_Supplied data:_

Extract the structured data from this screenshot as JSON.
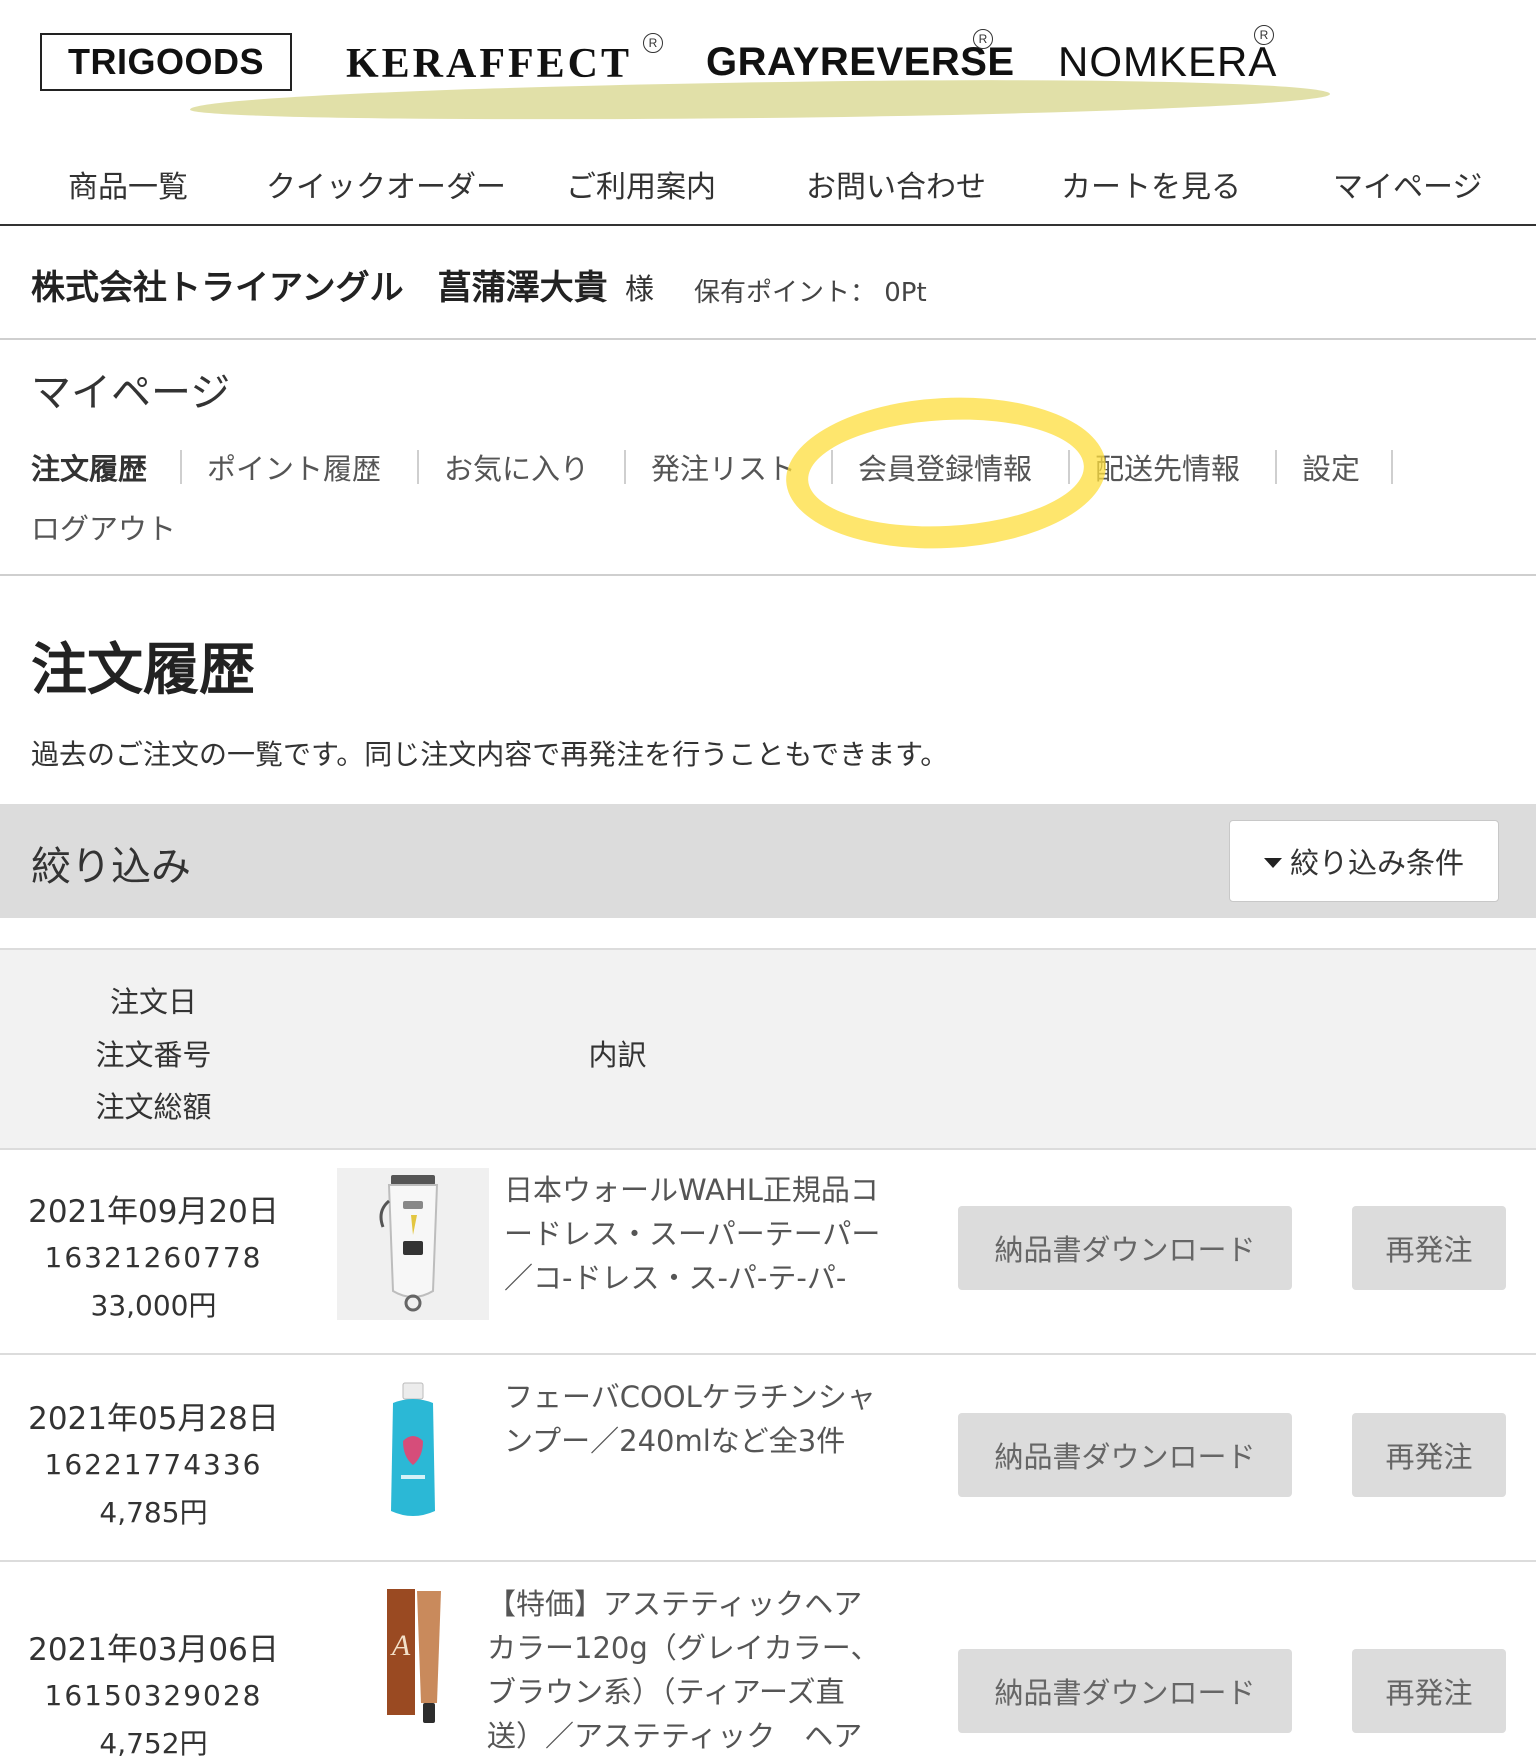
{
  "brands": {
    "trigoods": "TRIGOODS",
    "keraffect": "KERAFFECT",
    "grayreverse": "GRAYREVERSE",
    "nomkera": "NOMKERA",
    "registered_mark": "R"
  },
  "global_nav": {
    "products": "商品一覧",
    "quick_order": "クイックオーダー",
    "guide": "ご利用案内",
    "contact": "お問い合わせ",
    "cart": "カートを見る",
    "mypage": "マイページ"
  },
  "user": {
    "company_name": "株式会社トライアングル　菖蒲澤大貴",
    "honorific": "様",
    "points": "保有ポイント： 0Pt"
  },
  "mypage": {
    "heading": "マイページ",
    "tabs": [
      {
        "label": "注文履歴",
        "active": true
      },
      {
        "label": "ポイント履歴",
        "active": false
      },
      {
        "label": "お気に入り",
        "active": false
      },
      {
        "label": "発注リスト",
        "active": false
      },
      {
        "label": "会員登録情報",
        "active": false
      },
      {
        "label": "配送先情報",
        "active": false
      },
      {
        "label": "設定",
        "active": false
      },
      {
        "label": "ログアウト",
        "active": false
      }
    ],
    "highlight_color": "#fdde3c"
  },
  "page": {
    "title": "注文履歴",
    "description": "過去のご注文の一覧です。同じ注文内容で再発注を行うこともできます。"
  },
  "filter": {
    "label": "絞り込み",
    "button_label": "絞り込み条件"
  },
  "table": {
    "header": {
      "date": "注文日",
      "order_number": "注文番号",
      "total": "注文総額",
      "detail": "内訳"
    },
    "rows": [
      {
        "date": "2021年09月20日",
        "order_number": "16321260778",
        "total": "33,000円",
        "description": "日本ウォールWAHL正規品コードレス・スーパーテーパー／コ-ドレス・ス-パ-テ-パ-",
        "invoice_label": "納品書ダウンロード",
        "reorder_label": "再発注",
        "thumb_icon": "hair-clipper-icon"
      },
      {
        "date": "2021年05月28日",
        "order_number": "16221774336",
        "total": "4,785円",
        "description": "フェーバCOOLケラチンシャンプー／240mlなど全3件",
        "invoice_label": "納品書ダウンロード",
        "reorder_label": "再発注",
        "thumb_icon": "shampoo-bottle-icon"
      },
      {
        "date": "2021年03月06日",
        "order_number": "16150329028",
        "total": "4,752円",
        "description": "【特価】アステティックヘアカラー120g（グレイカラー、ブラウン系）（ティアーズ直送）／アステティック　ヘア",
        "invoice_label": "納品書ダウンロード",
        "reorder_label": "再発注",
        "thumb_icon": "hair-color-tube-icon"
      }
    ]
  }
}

* * *

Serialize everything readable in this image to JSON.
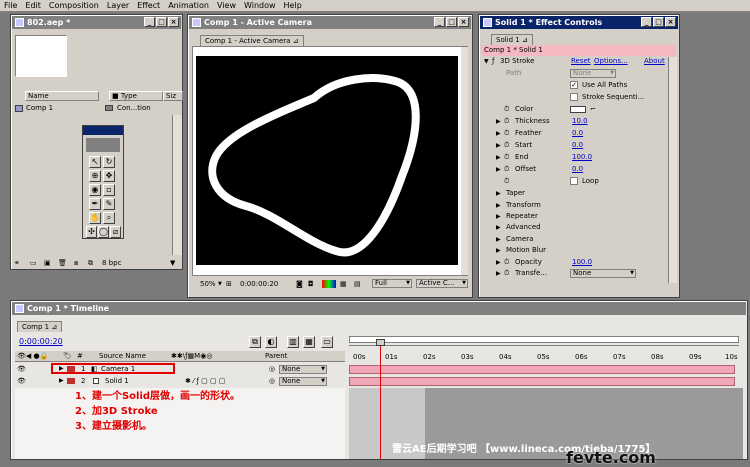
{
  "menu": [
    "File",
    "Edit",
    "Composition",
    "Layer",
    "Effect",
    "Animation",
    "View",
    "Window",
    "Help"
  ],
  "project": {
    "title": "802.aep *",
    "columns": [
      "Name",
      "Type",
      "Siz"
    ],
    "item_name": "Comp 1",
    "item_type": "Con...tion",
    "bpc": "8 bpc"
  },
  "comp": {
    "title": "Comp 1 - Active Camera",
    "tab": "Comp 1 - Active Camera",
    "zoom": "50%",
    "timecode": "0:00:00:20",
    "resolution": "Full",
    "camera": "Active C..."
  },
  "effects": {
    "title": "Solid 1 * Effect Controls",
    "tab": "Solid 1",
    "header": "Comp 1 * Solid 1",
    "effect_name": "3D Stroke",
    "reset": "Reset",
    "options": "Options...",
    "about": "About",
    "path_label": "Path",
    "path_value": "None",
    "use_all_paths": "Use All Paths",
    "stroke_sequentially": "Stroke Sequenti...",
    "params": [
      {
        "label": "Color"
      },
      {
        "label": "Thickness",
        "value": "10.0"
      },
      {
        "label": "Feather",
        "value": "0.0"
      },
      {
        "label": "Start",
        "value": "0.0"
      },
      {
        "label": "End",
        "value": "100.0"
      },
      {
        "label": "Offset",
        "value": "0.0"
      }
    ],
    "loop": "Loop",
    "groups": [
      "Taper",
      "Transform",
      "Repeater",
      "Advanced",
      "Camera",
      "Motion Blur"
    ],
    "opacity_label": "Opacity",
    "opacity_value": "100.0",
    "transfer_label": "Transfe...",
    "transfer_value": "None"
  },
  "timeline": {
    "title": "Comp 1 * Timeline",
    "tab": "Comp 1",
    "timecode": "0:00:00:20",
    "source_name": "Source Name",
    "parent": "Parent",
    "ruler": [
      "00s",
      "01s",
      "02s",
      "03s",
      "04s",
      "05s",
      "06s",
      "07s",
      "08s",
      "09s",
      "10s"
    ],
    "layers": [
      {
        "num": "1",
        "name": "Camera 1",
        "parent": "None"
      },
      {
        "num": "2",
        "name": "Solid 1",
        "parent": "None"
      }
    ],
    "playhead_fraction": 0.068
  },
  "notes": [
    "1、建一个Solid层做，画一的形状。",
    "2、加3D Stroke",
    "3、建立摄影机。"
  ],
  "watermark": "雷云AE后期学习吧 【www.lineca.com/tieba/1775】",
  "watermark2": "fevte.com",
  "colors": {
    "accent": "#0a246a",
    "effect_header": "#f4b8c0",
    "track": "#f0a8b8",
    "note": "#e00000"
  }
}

--

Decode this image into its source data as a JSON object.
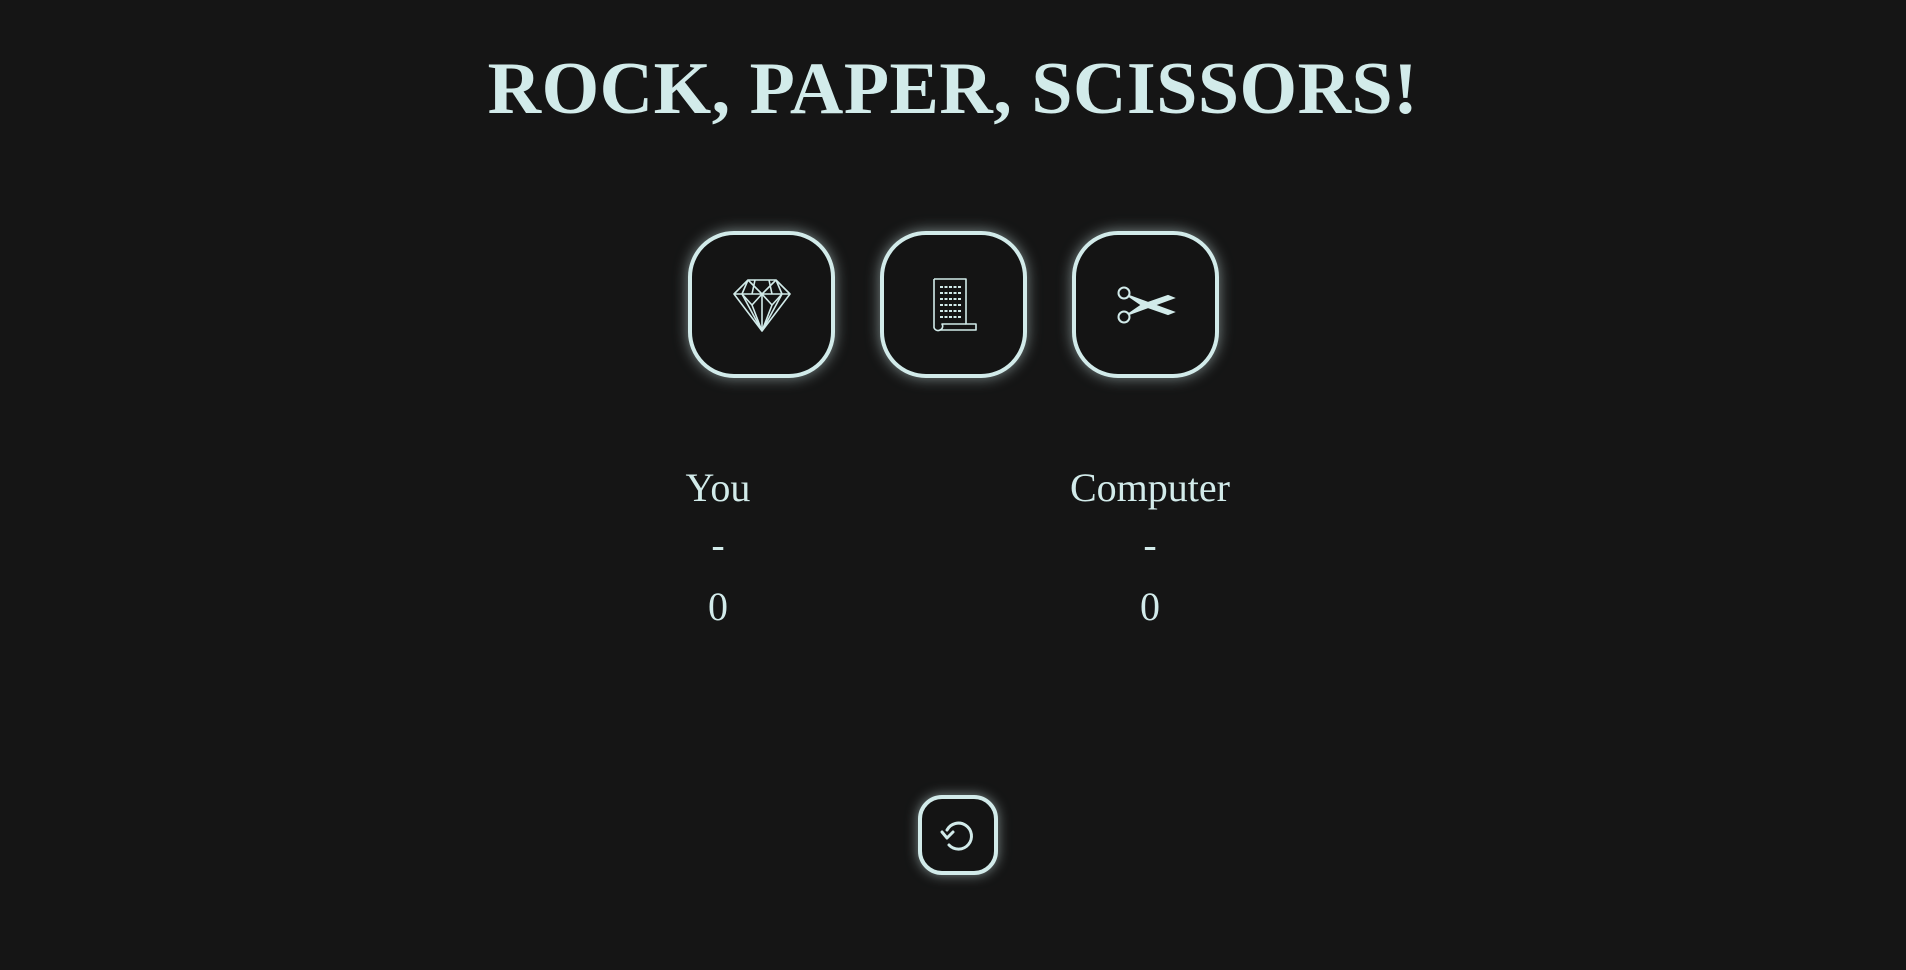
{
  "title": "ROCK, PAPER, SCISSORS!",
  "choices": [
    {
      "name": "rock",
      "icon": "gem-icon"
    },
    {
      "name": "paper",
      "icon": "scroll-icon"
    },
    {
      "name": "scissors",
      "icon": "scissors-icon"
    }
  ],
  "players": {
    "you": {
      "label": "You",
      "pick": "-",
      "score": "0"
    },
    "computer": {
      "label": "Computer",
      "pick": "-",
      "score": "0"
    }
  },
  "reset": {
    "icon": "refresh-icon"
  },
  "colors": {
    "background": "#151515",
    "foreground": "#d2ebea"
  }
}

_Requirements:_ In the records above, find each line that holds the word "hair"; copy all such lines.

_Task solution:_
        "thumb_icon": "hair-clipper-icon"
        "thumb_icon": "hair-color-tube-icon"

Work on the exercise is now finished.